Caba encuentra Santiago de Cuba al otro lado del Atlántico el nuevo adelanto de Otro Perro Andaluz, la segunda parte de un proyecto en el que Federico García Lorca sirve como punto de partida para hablar de identidad, deseo, memoria y Andalucía desde el presente.
Caba está consiguiendo crear un lenguaje propio dentro de la escena musical… La canción nace del viaje de Lorca a Cuba, pero Caba no intenta reconstruir aquella isla ni reproducir el imaginario del poeta. Su mirada viaja al otro lado del Atlántico para encontrar Cuba en Cádiz, su propia tierra. En el mar, en la juventud y en esa manera tan particular de vivir la calle aparecen los vínculos entre dos lugares separados por miles de kilómetros. Porque la distancia es algo mental y cuando dos mundos conectan, no hay nada que pueda separarlos.

Cádiz como espejo de Cuba
El videoclip, dirigido por Pablo Rosano, se ha rodado en el entorno de La Caleta y apuesta por una mirada alejada de cualquier postal turística. No hay folclore impostado ni una recreación literal de la Cuba de Lorca. Hay mar, amigos, calor y jóvenes ocupando el paisaje con absoluta naturalidad. Caba interpreta la canción mientras un grupo de jóvenes gaditanos se baña, salta al agua y apura las últimas horas del verano.
Una escena aparentemente sencilla que conecta directamente con la sensación que atraviesa Santiago de Cuba: estar dentro de un momento luminoso mientras sabes que está a punto de terminar. Esa mezcla de celebración y melancolía funciona como uno de los motores de la canción y también del videoclip. El verano se convierte así en un estado emocional, en ese instante suspendido antes de que todo cambie. Más que mirar hacia una Cuba idealizada, Santiago de Cuba propone encontrarla en Cádiz. En sus calles, en su gente y, sobre todo, en el mar que une ambas orillas.

## Descripción de tarea
Extrae del fragmento sobre la canción de Caba todo el pasaje que va desde "Cádiz como espejo" hasta "horas del verano.", copiado sin ningún cambio.

## Extractos de registros
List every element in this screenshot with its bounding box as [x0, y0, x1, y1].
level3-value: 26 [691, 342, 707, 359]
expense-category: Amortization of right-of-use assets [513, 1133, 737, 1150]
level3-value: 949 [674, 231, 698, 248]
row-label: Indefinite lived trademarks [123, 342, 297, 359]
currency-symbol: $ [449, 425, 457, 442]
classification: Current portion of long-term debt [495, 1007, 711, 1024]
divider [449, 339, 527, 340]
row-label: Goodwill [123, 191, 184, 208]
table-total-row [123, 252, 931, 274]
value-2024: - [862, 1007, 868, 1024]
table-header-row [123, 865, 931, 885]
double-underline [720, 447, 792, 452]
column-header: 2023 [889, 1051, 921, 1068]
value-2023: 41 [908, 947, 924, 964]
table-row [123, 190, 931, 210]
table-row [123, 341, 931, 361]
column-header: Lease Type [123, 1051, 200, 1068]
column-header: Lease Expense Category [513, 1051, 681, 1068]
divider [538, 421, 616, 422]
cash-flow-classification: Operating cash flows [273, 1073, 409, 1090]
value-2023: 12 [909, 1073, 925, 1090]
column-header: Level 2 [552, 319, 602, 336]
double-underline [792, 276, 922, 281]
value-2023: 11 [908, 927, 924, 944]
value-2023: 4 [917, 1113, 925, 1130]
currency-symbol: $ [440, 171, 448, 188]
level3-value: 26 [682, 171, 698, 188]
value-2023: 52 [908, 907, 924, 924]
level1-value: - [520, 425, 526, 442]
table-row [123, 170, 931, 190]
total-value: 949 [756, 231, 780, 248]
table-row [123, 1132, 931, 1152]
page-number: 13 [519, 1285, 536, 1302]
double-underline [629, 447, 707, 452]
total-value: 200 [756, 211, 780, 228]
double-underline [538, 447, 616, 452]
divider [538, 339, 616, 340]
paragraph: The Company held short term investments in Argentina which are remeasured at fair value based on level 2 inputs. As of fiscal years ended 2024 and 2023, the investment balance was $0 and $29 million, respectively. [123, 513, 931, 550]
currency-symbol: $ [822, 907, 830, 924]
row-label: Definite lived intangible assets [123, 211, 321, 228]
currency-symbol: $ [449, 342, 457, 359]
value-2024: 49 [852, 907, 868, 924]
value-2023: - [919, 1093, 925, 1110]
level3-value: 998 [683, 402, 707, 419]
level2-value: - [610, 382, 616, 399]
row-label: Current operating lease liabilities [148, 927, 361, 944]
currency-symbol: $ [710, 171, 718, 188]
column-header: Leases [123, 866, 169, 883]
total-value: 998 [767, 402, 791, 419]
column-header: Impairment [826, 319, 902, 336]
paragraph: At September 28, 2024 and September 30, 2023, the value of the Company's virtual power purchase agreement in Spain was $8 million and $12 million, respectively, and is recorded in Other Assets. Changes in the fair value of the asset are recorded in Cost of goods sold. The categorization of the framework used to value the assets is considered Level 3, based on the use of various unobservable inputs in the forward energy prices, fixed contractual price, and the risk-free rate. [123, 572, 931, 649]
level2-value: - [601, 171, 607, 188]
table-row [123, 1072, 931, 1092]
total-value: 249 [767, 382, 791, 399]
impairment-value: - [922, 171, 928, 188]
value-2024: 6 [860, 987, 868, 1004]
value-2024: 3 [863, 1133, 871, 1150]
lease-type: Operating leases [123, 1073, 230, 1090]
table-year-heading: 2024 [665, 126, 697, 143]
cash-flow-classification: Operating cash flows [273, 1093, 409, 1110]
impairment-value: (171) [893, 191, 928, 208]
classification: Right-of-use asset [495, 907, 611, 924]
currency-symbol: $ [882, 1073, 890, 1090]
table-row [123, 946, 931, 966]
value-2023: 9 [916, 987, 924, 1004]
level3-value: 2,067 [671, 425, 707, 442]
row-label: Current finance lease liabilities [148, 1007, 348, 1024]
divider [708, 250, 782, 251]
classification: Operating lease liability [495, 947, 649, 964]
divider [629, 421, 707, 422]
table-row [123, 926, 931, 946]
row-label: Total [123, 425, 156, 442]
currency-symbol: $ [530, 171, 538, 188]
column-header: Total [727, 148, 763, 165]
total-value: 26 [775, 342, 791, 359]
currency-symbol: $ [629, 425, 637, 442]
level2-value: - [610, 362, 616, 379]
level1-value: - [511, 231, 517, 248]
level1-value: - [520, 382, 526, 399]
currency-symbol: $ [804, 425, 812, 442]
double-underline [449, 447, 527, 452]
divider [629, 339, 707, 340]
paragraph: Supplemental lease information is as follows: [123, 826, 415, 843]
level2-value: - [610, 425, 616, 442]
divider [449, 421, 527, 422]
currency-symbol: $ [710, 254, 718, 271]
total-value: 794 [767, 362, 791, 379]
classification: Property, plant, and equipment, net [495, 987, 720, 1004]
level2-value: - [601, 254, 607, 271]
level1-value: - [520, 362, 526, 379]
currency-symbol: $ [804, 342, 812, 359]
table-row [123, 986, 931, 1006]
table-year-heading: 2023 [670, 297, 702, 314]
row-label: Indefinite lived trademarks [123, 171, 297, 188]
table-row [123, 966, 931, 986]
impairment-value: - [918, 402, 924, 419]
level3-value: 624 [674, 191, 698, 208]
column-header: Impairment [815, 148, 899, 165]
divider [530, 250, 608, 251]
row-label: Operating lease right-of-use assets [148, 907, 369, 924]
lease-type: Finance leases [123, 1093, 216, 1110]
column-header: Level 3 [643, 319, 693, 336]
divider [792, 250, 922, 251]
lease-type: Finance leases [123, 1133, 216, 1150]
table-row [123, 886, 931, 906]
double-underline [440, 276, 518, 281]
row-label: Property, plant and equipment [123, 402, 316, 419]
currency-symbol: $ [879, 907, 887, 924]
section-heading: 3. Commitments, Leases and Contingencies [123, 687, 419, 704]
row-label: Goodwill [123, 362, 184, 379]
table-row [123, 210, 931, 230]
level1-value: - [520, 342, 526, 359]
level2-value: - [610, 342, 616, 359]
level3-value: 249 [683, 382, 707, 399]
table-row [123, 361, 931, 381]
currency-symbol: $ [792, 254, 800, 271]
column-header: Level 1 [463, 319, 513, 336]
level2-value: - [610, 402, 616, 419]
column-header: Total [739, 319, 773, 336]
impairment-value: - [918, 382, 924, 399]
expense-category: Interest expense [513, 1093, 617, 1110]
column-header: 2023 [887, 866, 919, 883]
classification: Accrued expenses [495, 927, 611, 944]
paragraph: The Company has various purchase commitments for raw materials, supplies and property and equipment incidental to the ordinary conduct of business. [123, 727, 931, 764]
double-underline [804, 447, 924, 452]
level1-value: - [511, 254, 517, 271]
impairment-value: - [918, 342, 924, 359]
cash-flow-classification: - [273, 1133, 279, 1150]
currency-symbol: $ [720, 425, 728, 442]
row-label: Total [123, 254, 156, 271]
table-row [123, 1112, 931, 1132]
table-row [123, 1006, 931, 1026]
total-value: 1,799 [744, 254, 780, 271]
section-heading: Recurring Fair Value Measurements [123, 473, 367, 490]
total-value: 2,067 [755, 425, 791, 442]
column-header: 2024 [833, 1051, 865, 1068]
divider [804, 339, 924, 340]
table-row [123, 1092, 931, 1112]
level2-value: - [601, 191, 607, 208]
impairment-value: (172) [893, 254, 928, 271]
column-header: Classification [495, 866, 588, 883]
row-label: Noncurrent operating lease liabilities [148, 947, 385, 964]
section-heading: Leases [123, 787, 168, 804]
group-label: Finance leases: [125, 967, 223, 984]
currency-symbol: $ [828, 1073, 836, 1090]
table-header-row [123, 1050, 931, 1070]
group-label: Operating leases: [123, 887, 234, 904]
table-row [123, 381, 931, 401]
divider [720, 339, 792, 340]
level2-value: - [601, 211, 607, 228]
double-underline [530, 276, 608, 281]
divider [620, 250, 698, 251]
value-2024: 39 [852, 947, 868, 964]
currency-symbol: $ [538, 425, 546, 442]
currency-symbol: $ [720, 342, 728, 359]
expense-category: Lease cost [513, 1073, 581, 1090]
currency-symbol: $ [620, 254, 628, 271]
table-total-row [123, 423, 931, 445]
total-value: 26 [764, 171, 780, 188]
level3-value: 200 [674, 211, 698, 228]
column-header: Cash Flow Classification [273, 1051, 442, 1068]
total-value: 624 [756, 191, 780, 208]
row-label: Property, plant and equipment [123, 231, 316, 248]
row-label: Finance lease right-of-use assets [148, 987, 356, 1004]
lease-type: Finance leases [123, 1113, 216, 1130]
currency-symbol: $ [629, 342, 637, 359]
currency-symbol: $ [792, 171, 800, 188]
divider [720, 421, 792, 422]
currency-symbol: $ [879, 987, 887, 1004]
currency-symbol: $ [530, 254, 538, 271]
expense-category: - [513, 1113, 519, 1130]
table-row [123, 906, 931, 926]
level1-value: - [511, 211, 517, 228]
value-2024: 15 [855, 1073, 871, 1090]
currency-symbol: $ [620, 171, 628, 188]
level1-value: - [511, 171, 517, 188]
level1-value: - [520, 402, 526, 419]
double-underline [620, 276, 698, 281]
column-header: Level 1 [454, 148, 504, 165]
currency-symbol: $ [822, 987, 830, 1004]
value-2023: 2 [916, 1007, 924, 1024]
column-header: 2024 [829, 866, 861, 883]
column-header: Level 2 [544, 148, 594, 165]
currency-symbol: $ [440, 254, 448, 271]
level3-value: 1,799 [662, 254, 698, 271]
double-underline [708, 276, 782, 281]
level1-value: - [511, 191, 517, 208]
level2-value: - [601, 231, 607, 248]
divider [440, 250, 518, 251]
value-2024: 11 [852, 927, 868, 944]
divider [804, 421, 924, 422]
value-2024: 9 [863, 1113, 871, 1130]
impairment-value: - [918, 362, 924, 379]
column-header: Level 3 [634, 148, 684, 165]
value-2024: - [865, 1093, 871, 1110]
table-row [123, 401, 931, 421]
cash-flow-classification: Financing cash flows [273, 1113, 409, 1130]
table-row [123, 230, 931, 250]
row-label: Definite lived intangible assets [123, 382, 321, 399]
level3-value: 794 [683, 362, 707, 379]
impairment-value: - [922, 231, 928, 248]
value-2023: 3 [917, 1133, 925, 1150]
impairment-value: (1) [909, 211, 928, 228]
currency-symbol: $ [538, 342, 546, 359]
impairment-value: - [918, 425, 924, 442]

## Resultado obtenido
Cádiz como espejo de Cuba
El videoclip, dirigido por Pablo Rosano, se ha rodado en el entorno de La Caleta y apuesta por una mirada alejada de cualquier postal turística. No hay folclore impostado ni una recreación literal de la Cuba de Lorca. Hay mar, amigos, calor y jóvenes ocupando el paisaje con absoluta naturalidad. Caba interpreta la canción mientras un grupo de jóvenes gaditanos se baña, salta al agua y apura las últimas horas del verano.